■ **EXERCISE TASK**
Repeat exactly the lines that run from the one containing "Convert this chart" to the end of the data, and leave out all others.

[start]

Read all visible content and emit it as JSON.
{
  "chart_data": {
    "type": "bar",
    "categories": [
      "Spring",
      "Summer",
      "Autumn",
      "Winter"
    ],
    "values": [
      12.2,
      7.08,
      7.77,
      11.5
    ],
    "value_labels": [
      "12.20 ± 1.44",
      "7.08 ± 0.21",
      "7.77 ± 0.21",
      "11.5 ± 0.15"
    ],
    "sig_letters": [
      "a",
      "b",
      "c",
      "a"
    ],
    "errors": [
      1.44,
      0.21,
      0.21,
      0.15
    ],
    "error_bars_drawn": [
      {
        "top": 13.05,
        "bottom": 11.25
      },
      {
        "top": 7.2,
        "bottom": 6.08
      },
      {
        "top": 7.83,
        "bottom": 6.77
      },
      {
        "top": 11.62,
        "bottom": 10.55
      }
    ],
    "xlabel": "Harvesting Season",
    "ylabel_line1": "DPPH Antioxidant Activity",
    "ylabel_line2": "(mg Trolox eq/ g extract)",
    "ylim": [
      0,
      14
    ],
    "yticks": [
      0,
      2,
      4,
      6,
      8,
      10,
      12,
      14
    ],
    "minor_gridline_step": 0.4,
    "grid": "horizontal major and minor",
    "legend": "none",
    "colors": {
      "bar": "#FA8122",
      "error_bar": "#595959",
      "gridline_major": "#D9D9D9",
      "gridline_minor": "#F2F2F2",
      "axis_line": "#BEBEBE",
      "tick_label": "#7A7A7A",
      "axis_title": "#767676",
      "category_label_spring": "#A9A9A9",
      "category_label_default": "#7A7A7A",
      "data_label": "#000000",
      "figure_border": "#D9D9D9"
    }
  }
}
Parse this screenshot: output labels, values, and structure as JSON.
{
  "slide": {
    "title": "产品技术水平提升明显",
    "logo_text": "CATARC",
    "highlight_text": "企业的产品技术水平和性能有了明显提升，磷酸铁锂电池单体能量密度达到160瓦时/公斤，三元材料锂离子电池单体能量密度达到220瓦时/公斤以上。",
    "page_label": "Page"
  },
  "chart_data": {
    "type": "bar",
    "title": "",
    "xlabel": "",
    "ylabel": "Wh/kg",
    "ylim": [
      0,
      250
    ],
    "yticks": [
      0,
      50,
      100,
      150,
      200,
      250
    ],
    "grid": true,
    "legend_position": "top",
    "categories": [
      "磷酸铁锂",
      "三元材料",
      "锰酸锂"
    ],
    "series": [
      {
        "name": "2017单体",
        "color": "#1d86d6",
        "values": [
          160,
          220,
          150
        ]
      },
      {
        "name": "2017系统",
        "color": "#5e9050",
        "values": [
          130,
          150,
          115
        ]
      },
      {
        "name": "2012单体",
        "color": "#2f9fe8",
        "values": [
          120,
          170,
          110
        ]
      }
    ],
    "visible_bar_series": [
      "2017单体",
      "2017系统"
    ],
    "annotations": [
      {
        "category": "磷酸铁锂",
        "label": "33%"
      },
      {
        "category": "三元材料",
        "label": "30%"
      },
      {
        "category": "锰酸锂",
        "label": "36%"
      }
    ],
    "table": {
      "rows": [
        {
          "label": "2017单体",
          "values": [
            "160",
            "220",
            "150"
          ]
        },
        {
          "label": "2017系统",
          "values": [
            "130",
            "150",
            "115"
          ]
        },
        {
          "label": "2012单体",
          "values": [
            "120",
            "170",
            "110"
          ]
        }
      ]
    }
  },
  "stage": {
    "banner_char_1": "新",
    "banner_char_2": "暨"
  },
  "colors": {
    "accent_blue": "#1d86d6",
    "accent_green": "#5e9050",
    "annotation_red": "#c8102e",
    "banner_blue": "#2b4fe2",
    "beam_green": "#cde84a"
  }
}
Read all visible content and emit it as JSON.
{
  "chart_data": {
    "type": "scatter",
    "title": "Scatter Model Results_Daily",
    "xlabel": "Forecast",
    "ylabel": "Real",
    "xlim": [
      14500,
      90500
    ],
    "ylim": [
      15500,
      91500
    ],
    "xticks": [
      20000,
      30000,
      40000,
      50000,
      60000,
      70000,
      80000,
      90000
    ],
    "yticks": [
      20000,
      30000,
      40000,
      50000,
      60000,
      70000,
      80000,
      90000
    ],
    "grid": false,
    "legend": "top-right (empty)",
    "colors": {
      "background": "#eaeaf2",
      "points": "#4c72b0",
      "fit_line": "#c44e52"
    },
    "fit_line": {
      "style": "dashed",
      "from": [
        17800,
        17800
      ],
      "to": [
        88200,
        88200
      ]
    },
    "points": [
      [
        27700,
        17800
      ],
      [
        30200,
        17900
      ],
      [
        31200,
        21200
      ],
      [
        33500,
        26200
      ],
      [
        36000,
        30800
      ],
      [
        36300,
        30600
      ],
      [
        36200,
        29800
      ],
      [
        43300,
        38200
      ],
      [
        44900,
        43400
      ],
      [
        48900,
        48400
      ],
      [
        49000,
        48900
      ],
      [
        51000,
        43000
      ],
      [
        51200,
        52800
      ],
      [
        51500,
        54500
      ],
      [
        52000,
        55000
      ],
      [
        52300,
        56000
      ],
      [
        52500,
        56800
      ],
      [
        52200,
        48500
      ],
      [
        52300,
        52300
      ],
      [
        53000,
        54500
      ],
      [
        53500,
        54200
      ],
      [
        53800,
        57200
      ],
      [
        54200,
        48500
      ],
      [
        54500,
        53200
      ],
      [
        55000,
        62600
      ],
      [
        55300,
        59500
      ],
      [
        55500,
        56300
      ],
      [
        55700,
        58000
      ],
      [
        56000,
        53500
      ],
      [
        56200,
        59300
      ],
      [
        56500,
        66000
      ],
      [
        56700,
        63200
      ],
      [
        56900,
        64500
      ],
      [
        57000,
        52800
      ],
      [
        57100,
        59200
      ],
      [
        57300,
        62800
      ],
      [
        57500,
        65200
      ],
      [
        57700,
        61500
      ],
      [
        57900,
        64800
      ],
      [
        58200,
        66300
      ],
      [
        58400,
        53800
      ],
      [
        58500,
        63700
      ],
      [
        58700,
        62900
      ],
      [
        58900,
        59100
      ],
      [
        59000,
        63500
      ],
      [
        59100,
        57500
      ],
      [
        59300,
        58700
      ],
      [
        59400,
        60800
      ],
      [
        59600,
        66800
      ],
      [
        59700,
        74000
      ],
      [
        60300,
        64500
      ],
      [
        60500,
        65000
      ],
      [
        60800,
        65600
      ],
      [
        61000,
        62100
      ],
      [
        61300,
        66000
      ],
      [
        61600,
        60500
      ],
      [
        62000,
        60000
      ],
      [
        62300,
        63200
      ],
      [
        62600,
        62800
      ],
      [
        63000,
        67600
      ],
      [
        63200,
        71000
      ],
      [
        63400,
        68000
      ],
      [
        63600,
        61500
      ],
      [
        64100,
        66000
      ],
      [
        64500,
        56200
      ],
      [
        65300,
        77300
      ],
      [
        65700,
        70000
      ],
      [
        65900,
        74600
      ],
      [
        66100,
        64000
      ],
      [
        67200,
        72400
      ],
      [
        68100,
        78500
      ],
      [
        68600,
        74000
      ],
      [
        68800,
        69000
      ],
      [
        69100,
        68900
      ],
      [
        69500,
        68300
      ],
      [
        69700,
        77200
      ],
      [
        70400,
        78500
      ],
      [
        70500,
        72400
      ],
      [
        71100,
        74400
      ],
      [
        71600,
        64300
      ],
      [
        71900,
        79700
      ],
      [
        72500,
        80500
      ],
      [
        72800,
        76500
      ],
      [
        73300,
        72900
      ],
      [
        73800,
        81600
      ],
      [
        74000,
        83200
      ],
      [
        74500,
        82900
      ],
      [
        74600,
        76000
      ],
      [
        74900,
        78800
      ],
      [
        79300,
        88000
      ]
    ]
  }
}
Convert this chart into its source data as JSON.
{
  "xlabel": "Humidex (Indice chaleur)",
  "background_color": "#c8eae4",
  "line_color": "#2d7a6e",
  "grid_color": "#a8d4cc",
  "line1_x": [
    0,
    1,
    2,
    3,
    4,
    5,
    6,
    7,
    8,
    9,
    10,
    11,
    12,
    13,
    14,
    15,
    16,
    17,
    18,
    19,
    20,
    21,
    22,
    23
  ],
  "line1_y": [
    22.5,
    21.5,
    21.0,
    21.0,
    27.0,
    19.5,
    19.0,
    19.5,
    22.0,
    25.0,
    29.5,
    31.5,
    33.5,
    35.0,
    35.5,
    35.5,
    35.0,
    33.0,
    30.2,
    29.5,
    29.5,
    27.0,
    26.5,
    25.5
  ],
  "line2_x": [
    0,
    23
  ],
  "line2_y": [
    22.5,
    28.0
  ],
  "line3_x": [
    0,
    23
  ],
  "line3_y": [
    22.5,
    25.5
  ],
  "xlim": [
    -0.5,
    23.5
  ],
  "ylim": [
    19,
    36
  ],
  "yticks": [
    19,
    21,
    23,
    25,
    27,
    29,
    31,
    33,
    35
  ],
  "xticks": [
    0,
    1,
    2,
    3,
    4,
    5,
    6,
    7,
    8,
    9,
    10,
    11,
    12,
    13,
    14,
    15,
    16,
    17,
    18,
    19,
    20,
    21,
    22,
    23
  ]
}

[end]

■ **SOLUTION TO THE EXERCISE**
Convert this chart into its source data as JSON.
{
  "xlabel": "Humidex (Indice chaleur)",
  "background_color": "#c8eae4",
  "line_color": "#2d7a6e",
  "grid_color": "#a8d4cc",
  "line1_x": [
    0,
    1,
    2,
    3,
    4,
    5,
    6,
    7,
    8,
    9,
    10,
    11,
    12,
    13,
    14,
    15,
    16,
    17,
    18,
    19,
    20,
    21,
    22,
    23
  ],
  "line1_y": [
    22.5,
    21.5,
    21.0,
    21.0,
    27.0,
    19.5,
    19.0,
    19.5,
    22.0,
    25.0,
    29.5,
    31.5,
    33.5,
    35.0,
    35.5,
    35.5,
    35.0,
    33.0,
    30.2,
    29.5,
    29.5,
    27.0,
    26.5,
    25.5
  ],
  "line2_x": [
    0,
    23
  ],
  "line2_y": [
    22.5,
    28.0
  ],
  "line3_x": [
    0,
    23
  ],
  "line3_y": [
    22.5,
    25.5
  ],
  "xlim": [
    -0.5,
    23.5
  ],
  "ylim": [
    19,
    36
  ],
  "yticks": [
    19,
    21,
    23,
    25,
    27,
    29,
    31,
    33,
    35
  ],
  "xticks": [
    0,
    1,
    2,
    3,
    4,
    5,
    6,
    7,
    8,
    9,
    10,
    11,
    12,
    13,
    14,
    15,
    16,
    17,
    18,
    19,
    20,
    21,
    22,
    23
  ]
}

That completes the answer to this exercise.